:: Entries provided ::
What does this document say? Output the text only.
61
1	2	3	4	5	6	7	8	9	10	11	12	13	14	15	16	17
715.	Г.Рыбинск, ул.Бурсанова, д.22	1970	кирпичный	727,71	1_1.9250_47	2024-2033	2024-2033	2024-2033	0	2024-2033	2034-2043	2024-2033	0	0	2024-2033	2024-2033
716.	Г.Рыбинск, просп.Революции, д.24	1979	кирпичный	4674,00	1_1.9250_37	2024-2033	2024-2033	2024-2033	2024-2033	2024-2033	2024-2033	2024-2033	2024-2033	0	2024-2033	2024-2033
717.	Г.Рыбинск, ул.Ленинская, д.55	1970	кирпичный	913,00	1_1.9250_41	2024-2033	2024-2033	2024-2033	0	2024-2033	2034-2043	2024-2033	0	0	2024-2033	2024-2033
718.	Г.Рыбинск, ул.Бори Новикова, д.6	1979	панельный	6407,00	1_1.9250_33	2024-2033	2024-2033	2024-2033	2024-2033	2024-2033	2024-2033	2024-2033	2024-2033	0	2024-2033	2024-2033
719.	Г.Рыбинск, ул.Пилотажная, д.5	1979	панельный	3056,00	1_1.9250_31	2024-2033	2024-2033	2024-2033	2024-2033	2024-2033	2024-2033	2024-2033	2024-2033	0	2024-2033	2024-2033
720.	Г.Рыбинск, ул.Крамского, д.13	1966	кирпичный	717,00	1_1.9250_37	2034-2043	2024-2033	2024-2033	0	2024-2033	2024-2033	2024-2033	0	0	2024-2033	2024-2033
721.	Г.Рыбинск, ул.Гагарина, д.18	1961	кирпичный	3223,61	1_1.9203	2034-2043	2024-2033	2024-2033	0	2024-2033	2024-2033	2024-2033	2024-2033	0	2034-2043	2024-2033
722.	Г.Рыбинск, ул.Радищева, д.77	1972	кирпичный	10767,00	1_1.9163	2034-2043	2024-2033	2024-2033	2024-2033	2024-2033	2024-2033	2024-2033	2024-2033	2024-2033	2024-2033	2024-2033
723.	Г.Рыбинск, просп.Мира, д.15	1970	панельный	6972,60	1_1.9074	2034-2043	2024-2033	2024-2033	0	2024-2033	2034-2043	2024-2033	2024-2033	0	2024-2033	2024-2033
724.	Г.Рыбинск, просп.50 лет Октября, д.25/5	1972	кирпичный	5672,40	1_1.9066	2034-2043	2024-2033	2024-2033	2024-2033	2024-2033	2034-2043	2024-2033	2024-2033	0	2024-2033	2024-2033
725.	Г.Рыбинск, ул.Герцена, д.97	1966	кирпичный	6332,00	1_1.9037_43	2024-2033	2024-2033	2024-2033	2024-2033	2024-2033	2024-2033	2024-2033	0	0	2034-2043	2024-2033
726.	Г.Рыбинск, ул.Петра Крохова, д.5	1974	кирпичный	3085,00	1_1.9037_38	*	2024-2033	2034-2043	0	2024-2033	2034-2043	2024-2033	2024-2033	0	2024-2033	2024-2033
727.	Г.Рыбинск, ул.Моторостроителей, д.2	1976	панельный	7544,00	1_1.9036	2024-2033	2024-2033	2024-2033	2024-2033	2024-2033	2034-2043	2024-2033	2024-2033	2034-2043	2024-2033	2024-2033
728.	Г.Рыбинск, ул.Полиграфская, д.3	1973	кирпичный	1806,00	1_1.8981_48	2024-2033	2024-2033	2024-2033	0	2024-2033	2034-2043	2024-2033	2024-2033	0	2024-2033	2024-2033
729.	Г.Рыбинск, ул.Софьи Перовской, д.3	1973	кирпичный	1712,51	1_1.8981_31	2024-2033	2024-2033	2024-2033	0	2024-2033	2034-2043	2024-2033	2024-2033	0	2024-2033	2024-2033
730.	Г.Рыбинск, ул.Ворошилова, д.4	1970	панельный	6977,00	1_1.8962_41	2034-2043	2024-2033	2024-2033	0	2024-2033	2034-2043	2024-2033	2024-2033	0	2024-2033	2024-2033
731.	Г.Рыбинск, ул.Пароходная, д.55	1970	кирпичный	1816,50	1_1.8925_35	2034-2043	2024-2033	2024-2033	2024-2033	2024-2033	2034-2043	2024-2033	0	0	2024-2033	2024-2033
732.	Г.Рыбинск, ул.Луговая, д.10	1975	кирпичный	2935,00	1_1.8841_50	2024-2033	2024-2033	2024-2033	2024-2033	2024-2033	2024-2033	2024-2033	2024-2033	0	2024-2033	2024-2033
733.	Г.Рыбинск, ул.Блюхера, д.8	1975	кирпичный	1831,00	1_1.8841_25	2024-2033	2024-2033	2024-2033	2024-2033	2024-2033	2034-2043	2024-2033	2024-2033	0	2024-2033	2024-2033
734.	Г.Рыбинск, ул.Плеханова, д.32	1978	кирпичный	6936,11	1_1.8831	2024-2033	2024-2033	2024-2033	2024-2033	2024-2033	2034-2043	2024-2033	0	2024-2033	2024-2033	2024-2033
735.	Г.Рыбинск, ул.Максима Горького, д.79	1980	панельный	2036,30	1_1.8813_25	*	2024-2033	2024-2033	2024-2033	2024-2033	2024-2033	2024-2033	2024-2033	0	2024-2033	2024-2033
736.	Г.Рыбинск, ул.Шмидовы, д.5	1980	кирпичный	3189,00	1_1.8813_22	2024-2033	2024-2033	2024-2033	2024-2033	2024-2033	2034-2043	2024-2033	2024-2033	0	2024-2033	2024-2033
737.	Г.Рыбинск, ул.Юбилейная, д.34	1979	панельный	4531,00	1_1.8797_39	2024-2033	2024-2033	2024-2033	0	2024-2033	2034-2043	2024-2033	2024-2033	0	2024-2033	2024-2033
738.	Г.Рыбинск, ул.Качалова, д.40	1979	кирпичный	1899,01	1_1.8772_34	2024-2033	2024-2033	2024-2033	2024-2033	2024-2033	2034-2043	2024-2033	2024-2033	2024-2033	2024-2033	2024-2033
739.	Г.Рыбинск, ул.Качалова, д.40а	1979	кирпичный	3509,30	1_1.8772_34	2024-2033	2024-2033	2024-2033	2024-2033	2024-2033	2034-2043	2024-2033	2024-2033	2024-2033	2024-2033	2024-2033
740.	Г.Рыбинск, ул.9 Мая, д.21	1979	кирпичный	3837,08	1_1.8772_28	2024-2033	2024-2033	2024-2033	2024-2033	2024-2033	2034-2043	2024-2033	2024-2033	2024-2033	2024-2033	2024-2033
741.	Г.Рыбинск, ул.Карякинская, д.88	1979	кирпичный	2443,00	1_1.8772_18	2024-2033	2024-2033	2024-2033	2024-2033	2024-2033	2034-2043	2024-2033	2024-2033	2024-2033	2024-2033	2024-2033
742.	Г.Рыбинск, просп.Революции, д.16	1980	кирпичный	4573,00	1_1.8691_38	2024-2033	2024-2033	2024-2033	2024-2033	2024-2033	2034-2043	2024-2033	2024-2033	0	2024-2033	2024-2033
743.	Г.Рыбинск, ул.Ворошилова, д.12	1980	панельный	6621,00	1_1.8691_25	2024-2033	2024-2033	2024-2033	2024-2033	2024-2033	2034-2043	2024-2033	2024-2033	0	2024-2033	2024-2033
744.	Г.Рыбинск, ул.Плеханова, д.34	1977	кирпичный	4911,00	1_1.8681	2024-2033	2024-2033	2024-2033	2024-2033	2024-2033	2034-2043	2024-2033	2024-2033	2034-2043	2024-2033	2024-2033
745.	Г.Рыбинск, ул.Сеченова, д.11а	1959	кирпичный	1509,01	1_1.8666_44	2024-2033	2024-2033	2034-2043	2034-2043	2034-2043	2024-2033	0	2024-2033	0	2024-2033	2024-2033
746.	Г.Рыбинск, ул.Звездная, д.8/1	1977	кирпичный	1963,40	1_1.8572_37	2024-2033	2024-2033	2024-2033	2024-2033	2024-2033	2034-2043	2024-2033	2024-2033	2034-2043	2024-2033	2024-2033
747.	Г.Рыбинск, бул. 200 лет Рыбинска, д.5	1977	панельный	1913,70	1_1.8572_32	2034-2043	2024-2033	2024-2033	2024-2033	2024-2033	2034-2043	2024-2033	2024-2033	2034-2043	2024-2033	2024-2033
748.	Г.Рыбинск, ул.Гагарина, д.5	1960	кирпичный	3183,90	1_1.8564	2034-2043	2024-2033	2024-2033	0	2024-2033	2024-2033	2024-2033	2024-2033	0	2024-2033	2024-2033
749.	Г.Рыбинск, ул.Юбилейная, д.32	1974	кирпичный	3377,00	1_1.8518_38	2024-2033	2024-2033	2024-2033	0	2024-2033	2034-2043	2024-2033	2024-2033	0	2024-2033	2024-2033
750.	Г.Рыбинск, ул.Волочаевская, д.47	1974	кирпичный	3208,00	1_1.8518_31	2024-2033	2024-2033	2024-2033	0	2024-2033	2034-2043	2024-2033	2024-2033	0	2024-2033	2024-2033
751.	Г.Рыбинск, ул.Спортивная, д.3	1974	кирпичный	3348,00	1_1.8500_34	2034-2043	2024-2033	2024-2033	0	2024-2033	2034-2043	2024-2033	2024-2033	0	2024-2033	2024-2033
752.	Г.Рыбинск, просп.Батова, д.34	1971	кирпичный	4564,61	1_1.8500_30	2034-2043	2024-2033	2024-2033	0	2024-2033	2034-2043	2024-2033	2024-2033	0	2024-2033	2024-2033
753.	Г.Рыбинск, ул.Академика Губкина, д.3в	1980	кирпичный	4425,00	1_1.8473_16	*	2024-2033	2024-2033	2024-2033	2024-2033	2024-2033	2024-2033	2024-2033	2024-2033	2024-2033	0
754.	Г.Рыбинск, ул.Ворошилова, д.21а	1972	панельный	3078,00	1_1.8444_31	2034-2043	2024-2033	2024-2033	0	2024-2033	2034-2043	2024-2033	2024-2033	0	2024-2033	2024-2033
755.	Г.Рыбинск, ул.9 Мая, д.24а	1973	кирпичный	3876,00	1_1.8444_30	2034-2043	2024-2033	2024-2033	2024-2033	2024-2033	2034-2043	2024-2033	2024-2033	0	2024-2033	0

:: What you need to do ::
How many lines of these entries contain the string "Качалова"? Reply with the number alone.

:: Answer in full ::
2